§ **Objective 1**
Read the Hannover Re press release and the entries that follow it. For each statement, answer yes or no on whether it agrees with the press release, and quote the deciding words: (a) Shareholders' equity went past three billion euro for the first time; (b) Operating profit (EBIT) rose compared with the same period of the previous year; (c) The company expects the Praetorian Financial Group sale to be completed in the third quarter of 2007.
---------- Passage given ----------
Hannover Re Off to a Good Start in the New Financial Year

Hannover, GERMANY



 * Group net income for the quarter +16.8%
 * Non-life reinsurance satisfactory despite heavy burden of major losses 
   (quarterly net income +3.8%)
 * Life and health reinsurance records excellent result (quarterly net 
   income more than doubled)
 * Return on equity 16.6%

HANNOVER, Germany, May 3, 2007 (PRIME NEWSWIRE) -- Hannover Re expressed considerable satisfaction with its opening quarter of the new financial year. "With our quarterly result we have put in place a good foundation for achieving our envisaged profit target for 2007 -- namely a return on equity of at least 15 percent after tax," Chief Executive Officer Wilhelm Zeller affirmed.

Hannover Re's capital base remains strong: shareholders' equity increased by 154.6 million euro compared to the position as at 31 December 2006 to reach 3.1 billion euro, thereby surpassing the three billion euro mark for the first time.

The operating profit (EBIT) as at 31 March 2007 contracted by 17.2% compared to the same period of the previous year to stand at 154.2 million euro (186.3 million euro). This can be attributed principally to the impact of winter storm "Kyrill" in Europe. Group net income as at 31 March 2007 improved by 16.8% to 123.5 million euro (105.7 million euro) thanks to a lower tax burden and reduced minority interests. Earnings of 1.02 euro (88 cents) a share were generated.

The gross premium booked by the Hannover Re Group contracted by 9.4% to 2.4 billion euro (2.7 billion euro). In this context it is particularly important to remember that 295.0 million euro in unconsolidated gross premium of Praetorian Financial Group, Inc. is no longer reported in continuing operations due to the latter's pending sale. The company still anticipates completion of the transaction in the course of the second quarter of 2007. The persistent low demand for structured covers in the United States and the fact that Clarendon Insurance Group, Inc. has very largely withdrawn from active business may be cited as further key factors in the premium decline. These effects were not entirely offset despite the vigorous growth in life and health reinsurance (+22.8%). At constant exchange rates the decrease in gross premium would have amounted to 7.2%. The level of retained premium climbed to 84.9% (78.1%) due to lower retrocessions, as a consequence of which net premium fell by a considerably less marked 3.2% to 1.7 billion euro (1.8 billion euro).
---------- Data supplied ----------
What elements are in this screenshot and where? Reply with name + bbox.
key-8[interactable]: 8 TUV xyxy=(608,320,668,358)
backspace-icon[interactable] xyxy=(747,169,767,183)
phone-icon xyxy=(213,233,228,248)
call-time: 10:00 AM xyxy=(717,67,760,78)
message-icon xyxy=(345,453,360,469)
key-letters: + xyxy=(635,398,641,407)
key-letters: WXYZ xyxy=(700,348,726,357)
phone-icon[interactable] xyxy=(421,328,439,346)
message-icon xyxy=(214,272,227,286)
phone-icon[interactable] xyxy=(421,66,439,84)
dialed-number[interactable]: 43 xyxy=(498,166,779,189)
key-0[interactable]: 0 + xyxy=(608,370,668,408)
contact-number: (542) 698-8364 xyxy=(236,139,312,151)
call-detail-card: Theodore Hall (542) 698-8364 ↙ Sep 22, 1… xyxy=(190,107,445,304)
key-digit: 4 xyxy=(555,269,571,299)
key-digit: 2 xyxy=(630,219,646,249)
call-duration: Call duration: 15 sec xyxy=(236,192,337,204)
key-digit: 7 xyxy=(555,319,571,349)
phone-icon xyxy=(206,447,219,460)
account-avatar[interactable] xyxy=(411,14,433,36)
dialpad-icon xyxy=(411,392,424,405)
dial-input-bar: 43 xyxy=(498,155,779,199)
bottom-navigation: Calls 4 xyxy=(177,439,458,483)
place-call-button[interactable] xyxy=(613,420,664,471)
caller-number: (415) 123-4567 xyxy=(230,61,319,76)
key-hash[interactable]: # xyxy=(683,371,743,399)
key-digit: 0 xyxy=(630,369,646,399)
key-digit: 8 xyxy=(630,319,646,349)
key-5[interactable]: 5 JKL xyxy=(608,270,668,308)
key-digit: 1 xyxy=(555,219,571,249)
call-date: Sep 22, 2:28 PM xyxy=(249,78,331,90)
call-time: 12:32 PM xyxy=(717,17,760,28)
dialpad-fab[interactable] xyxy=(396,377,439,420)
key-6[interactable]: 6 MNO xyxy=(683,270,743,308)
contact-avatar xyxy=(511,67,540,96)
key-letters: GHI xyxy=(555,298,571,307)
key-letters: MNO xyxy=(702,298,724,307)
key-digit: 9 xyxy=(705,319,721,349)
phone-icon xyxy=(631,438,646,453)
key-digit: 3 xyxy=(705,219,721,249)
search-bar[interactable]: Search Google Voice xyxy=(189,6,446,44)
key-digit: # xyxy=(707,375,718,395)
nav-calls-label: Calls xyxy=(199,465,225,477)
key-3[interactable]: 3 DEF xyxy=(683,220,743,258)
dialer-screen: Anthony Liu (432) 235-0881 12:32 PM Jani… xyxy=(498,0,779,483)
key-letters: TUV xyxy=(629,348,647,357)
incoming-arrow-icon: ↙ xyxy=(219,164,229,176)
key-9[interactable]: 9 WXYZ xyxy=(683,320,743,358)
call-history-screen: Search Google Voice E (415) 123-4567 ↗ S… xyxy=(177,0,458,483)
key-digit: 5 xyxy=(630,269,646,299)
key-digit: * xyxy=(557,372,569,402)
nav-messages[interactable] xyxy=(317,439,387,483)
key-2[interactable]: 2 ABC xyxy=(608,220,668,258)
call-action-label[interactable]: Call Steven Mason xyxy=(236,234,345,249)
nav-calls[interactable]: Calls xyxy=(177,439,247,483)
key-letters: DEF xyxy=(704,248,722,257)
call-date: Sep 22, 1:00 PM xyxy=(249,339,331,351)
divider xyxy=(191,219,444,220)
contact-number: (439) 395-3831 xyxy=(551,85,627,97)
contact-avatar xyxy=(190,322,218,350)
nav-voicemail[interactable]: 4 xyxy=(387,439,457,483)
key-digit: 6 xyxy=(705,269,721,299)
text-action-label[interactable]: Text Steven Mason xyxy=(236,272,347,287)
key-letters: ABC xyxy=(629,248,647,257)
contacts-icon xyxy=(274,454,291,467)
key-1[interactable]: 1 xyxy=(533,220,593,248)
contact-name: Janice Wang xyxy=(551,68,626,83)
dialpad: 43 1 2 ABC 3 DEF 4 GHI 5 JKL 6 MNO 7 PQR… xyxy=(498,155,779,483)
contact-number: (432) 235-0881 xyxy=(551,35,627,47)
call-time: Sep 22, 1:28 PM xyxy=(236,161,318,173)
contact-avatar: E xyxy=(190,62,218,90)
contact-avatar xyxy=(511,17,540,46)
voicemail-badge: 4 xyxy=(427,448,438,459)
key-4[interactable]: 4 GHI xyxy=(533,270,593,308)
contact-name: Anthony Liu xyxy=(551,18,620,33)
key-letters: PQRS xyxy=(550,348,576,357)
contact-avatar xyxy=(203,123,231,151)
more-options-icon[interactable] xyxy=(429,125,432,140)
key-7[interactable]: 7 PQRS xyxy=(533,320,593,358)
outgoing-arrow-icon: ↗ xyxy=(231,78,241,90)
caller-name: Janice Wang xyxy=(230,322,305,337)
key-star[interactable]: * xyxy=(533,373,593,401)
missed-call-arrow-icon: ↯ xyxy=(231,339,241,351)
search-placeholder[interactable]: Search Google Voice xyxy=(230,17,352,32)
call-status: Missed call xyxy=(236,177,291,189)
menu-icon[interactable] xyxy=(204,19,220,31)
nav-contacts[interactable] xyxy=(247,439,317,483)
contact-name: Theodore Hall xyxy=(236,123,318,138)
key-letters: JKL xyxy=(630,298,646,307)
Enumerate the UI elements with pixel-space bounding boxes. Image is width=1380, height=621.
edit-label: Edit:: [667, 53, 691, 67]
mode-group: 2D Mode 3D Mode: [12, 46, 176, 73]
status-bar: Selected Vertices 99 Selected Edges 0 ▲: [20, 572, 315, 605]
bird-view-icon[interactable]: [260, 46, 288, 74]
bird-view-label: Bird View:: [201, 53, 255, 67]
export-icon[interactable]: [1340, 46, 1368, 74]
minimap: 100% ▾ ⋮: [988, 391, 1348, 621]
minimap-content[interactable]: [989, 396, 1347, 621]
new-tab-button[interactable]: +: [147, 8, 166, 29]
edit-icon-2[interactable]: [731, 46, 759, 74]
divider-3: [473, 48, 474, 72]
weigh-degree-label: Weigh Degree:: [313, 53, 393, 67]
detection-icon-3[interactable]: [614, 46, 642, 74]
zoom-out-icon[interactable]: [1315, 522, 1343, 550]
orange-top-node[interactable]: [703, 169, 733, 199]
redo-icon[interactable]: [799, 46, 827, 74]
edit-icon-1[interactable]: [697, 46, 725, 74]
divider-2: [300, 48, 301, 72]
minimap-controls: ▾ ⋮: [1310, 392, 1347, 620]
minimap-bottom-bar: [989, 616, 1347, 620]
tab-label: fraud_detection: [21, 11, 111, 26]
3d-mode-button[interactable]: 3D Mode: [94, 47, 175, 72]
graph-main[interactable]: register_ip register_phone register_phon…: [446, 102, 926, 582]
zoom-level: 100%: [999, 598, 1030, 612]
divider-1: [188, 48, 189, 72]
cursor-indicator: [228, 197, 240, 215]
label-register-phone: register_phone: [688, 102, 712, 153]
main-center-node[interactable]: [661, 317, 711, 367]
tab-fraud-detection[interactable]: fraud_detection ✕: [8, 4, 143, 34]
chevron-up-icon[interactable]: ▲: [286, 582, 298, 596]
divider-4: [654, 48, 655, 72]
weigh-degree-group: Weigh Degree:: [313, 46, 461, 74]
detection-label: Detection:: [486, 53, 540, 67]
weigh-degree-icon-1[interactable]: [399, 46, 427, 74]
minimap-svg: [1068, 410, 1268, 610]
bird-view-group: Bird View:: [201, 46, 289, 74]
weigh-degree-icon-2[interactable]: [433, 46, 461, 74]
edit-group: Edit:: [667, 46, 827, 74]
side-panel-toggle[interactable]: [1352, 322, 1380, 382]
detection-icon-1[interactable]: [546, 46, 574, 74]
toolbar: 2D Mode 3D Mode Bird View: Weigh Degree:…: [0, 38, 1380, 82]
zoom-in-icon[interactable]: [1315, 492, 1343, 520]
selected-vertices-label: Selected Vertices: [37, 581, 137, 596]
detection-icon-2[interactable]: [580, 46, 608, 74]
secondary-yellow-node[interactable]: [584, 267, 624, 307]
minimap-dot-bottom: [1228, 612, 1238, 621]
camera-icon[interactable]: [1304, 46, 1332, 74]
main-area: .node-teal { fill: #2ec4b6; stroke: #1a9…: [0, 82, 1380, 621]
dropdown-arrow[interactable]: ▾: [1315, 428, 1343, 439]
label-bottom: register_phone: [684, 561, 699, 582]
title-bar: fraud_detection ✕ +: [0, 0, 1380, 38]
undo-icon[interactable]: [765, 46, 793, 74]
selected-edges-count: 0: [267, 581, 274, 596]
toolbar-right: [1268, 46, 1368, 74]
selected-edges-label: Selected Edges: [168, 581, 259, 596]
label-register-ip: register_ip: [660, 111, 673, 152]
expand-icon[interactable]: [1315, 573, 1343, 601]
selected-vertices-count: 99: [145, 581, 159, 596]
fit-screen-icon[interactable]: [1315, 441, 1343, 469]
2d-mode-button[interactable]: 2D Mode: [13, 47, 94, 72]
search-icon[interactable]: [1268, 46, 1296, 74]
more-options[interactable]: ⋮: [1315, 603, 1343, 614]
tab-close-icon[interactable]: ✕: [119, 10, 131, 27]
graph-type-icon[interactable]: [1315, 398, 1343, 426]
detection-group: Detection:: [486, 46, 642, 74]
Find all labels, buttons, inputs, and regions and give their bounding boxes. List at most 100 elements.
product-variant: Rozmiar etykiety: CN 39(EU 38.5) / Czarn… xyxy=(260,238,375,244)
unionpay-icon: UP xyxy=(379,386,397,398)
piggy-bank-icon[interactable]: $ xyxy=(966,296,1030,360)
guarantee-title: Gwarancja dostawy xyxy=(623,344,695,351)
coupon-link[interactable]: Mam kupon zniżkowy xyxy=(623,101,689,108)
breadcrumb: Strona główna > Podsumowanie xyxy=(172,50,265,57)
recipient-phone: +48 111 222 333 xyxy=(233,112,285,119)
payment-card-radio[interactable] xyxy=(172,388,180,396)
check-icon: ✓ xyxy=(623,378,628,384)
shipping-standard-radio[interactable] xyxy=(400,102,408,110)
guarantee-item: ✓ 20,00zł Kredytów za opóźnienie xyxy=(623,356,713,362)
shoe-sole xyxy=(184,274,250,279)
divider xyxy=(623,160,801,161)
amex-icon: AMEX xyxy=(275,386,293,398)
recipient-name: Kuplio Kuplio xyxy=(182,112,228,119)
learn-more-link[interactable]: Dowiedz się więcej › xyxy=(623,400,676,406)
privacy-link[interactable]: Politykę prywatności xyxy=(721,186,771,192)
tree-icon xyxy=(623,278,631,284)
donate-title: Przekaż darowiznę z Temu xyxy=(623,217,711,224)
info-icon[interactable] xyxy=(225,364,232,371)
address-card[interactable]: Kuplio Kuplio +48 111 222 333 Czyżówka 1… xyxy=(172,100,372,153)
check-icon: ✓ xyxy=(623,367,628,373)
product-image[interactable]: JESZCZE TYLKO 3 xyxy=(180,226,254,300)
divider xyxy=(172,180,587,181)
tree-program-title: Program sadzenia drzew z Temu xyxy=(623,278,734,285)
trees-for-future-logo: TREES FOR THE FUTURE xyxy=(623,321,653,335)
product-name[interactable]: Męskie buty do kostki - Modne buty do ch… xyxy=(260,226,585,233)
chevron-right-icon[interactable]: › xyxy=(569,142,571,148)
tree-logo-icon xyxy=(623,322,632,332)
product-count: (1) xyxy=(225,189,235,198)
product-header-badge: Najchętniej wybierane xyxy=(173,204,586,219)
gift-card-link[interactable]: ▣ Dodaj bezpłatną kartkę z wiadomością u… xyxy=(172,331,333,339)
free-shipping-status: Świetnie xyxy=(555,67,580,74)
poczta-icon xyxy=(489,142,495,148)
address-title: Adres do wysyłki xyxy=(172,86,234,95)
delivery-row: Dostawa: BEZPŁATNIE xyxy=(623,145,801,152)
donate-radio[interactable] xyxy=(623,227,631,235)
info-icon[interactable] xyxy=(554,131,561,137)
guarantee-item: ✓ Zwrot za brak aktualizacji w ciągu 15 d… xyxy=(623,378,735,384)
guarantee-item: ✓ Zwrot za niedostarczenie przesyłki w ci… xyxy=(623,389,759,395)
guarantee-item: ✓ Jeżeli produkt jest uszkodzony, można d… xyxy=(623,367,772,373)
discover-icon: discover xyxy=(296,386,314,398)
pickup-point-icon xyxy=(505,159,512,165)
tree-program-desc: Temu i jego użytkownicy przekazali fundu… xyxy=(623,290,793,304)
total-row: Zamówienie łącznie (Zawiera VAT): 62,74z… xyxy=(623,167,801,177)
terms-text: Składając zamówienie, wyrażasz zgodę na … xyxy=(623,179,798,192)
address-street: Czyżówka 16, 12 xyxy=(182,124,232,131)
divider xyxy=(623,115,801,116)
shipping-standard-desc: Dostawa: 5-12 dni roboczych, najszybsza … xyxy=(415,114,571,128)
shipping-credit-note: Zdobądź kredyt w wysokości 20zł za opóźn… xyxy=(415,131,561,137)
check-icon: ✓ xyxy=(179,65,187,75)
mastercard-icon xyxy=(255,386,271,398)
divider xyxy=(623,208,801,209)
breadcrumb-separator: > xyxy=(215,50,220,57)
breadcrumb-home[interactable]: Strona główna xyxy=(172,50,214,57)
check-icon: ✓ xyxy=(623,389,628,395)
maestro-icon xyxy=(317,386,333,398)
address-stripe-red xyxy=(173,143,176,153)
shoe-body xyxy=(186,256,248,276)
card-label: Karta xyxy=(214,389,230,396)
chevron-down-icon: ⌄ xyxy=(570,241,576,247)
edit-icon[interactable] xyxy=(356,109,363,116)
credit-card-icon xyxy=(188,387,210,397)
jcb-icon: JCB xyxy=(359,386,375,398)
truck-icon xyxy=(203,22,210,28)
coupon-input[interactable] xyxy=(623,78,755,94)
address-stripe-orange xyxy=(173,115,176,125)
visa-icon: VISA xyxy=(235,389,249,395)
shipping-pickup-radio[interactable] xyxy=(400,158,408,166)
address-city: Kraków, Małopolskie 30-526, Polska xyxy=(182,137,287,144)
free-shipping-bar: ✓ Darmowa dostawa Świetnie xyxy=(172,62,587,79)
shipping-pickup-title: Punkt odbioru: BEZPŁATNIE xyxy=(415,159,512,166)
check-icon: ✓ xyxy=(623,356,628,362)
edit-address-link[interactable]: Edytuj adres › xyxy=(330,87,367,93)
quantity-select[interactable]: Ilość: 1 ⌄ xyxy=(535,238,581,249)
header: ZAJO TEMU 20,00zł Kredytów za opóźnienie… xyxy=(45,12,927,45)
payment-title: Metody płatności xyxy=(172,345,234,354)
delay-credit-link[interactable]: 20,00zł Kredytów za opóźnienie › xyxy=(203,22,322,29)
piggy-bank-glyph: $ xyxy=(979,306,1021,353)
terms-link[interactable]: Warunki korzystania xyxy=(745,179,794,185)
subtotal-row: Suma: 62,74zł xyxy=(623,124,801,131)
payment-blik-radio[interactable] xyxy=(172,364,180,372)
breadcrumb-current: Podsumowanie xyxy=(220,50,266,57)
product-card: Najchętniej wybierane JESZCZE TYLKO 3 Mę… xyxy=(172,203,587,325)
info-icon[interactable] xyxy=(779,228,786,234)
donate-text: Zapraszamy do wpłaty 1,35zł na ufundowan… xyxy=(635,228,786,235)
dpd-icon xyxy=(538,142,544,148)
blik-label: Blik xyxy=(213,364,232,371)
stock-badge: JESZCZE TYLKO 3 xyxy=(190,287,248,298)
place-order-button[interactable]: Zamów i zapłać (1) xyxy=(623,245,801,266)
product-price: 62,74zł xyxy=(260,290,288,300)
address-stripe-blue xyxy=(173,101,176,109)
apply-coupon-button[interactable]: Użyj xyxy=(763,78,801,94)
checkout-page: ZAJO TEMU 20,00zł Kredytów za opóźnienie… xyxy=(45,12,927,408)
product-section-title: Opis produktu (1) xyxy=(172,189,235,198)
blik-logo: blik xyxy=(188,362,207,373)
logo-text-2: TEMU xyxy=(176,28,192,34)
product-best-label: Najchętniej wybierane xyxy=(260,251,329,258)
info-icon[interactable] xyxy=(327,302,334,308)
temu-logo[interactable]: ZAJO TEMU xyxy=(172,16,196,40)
----------
§ **Objective 2**
Render the entries as a JSON list of strings, one string per line, leaving out blank lines. Start at the first line of the entries and go up to and including the line containing "key-6[interactable]: 6 MNO".

§ **Expected answer 1**
(a) Yes: "thereby surpassing the three billion euro mark for the first time."
(b) No: "contracted by 17.2% compared to the same period of the previous year"
(c) No: "anticipates completion of the transaction in the course of the second quarter of 2007."

§ **Expected answer 2**
[
  "What elements are in this screenshot and where? Reply with name + bbox.",
  "key-8[interactable]: 8 TUV xyxy=(608,320,668,358)",
  "backspace-icon[interactable] xyxy=(747,169,767,183)",
  "phone-icon xyxy=(213,233,228,248)",
  "call-time: 10:00 AM xyxy=(717,67,760,78)",
  "message-icon xyxy=(345,453,360,469)",
  "key-letters: + xyxy=(635,398,641,407)",
  "key-letters: WXYZ xyxy=(700,348,726,357)",
  "phone-icon[interactable] xyxy=(421,328,439,346)",
  "message-icon xyxy=(214,272,227,286)",
  "phone-icon[interactable] xyxy=(421,66,439,84)",
  "dialed-number[interactable]: 43 xyxy=(498,166,779,189)",
  "key-0[interactable]: 0 + xyxy=(608,370,668,408)",
  "contact-number: (542) 698-8364 xyxy=(236,139,312,151)",
  "call-detail-card: Theodore Hall (542) 698-8364 ↙ Sep 22, 1… xyxy=(190,107,445,304)",
  "key-digit: 4 xyxy=(555,269,571,299)",
  "key-digit: 2 xyxy=(630,219,646,249)",
  "call-duration: Call duration: 15 sec xyxy=(236,192,337,204)",
  "key-digit: 7 xyxy=(555,319,571,349)",
  "phone-icon xyxy=(206,447,219,460)",
  "account-avatar[interactable] xyxy=(411,14,433,36)",
  "dialpad-icon xyxy=(411,392,424,405)",
  "dial-input-bar: 43 xyxy=(498,155,779,199)",
  "bottom-navigation: Calls 4 xyxy=(177,439,458,483)",
  "place-call-button[interactable] xyxy=(613,420,664,471)",
  "caller-number: (415) 123-4567 xyxy=(230,61,319,76)",
  "key-hash[interactable]: # xyxy=(683,371,743,399)",
  "key-digit: 0 xyxy=(630,369,646,399)",
  "key-digit: 8 xyxy=(630,319,646,349)",
  "key-5[interactable]: 5 JKL xyxy=(608,270,668,308)",
  "key-digit: 1 xyxy=(555,219,571,249)",
  "call-date: Sep 22, 2:28 PM xyxy=(249,78,331,90)",
  "call-time: 12:32 PM xyxy=(717,17,760,28)",
  "dialpad-fab[interactable] xyxy=(396,377,439,420)",
  "key-6[interactable]: 6 MNO xyxy=(683,270,743,308)"
]